#### [Excerpted data]

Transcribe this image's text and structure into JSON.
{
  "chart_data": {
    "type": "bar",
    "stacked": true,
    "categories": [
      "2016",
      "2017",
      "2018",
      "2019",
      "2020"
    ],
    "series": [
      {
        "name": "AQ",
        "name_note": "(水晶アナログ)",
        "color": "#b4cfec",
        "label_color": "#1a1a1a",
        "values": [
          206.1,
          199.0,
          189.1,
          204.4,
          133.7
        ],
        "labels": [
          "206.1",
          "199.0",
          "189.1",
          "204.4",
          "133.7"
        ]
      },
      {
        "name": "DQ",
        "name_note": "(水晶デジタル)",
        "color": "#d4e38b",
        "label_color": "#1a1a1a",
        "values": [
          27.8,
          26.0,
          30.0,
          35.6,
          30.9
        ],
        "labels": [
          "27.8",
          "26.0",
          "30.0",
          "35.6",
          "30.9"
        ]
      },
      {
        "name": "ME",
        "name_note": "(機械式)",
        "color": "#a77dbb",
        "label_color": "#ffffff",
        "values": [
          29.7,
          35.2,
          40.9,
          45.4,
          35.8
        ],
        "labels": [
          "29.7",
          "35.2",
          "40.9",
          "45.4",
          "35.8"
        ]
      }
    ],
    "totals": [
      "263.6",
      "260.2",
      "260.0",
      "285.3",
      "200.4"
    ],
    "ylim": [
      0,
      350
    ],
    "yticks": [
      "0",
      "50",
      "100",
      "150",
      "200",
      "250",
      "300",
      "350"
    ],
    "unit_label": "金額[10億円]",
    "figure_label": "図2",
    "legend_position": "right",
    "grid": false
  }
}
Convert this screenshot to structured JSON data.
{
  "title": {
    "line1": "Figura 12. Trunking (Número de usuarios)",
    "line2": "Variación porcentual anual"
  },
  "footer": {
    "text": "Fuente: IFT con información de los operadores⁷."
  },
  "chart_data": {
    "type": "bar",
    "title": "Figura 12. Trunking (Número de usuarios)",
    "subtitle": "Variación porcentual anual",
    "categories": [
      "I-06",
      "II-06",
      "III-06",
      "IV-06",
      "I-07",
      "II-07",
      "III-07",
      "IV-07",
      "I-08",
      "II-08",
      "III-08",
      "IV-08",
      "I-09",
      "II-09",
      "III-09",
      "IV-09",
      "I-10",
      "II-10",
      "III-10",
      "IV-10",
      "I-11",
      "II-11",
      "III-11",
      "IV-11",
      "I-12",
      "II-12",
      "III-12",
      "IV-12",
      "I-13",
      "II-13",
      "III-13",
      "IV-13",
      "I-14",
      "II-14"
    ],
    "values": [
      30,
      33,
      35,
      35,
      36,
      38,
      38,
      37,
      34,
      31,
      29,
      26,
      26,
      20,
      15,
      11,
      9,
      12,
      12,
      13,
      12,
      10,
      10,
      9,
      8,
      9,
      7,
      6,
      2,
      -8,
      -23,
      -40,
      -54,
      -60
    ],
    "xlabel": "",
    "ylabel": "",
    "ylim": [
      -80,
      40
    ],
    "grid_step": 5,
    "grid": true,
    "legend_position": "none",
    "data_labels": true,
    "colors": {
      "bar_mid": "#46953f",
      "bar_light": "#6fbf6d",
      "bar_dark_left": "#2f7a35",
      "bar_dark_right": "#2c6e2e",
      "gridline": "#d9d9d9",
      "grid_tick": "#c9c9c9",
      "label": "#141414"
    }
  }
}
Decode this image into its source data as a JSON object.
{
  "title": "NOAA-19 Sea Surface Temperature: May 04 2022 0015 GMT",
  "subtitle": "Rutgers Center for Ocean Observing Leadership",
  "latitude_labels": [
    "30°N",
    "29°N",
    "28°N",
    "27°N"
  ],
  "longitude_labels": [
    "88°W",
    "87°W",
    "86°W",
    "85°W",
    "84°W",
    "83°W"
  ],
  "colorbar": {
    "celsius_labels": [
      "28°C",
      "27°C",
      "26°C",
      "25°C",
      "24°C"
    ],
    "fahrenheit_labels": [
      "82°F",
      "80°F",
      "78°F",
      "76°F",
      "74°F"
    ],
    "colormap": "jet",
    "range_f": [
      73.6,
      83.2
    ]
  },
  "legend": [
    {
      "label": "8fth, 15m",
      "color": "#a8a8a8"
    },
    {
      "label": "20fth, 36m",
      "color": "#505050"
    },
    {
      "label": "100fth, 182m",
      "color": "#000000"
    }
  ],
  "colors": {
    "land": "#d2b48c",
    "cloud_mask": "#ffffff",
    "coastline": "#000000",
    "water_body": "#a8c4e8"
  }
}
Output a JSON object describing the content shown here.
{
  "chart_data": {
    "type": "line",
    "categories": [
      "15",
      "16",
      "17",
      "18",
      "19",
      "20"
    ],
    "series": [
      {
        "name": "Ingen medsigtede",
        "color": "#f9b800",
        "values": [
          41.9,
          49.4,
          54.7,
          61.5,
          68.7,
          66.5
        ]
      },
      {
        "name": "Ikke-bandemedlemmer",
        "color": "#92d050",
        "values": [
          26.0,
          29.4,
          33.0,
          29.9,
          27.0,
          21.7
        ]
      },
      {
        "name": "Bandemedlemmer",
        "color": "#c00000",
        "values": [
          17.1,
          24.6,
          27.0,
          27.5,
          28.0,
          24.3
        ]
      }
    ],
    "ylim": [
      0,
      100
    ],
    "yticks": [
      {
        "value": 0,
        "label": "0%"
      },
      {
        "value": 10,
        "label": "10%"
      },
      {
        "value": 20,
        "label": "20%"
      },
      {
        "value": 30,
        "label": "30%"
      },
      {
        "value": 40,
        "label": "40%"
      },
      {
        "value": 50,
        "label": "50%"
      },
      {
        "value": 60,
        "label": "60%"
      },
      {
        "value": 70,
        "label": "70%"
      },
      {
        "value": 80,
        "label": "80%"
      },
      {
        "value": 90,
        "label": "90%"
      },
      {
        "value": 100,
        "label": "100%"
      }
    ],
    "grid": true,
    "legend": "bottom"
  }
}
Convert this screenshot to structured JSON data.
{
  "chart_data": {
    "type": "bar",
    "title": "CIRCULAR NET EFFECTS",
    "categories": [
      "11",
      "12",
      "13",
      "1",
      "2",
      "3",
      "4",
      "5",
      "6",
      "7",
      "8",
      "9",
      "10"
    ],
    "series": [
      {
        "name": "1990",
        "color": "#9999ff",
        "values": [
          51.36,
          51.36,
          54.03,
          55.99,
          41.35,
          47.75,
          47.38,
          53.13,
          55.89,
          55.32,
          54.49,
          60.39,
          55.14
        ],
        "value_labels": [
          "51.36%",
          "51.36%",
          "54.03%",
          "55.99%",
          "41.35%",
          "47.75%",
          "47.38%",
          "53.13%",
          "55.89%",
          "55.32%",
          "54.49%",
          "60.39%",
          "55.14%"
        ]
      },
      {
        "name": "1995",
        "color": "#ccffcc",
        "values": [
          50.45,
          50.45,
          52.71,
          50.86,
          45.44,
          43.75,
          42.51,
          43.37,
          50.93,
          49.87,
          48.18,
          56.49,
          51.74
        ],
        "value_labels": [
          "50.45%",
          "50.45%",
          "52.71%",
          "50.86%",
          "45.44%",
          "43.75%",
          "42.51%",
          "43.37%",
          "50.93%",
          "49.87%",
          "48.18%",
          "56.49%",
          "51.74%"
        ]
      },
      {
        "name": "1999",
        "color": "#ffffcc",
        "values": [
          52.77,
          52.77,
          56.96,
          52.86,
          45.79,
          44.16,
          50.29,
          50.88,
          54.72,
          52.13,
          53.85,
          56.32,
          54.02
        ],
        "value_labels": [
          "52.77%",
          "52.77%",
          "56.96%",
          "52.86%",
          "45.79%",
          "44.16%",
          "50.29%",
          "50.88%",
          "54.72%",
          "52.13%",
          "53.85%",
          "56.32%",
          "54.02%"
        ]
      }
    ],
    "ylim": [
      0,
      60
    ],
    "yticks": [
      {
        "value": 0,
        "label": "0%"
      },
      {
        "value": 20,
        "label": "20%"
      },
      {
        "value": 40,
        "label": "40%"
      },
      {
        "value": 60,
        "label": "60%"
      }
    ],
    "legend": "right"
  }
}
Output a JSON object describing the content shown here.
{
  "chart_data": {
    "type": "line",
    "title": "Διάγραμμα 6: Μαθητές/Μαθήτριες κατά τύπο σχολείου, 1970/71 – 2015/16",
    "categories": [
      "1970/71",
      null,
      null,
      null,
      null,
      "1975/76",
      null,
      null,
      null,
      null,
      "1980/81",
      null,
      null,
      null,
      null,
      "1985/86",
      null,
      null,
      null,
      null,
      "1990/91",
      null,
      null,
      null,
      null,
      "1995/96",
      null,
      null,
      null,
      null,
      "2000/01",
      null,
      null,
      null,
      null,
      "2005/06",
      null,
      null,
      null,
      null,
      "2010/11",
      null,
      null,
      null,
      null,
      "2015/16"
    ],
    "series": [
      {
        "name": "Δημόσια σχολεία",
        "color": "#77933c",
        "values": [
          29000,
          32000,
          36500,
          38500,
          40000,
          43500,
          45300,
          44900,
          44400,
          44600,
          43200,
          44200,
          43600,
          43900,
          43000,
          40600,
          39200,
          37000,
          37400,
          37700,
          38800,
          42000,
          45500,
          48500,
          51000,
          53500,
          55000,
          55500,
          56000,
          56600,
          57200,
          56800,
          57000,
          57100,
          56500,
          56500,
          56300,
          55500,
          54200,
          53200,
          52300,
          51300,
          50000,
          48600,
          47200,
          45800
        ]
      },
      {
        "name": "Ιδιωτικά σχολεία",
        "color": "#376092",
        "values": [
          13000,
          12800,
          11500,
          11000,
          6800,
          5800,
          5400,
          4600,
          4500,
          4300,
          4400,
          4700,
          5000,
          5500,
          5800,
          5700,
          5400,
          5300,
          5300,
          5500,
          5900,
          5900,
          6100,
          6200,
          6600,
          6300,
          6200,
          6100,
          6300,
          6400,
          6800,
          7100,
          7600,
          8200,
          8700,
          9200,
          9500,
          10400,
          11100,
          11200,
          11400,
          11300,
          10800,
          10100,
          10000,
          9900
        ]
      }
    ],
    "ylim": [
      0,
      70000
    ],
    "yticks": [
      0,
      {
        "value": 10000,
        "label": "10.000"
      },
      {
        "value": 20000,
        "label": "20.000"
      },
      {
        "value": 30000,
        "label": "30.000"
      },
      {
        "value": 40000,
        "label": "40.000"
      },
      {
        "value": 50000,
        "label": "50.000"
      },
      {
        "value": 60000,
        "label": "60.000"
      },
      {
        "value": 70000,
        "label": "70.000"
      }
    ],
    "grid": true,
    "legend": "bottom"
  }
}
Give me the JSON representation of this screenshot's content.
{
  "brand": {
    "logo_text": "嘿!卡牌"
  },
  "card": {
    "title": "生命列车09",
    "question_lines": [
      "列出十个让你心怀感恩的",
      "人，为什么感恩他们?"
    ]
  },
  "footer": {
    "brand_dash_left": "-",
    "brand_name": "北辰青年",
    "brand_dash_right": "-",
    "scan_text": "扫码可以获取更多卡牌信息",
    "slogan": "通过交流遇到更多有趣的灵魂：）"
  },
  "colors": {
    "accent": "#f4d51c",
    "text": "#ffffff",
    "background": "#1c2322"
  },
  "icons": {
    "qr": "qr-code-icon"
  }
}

#### [Task prompt]
Copy out every line from the data above that has "ffffff" in it.

#### [Expected answer]
        "label_color": "#ffffff",
    "cloud_mask": "#ffffff",
    "text": "#ffffff",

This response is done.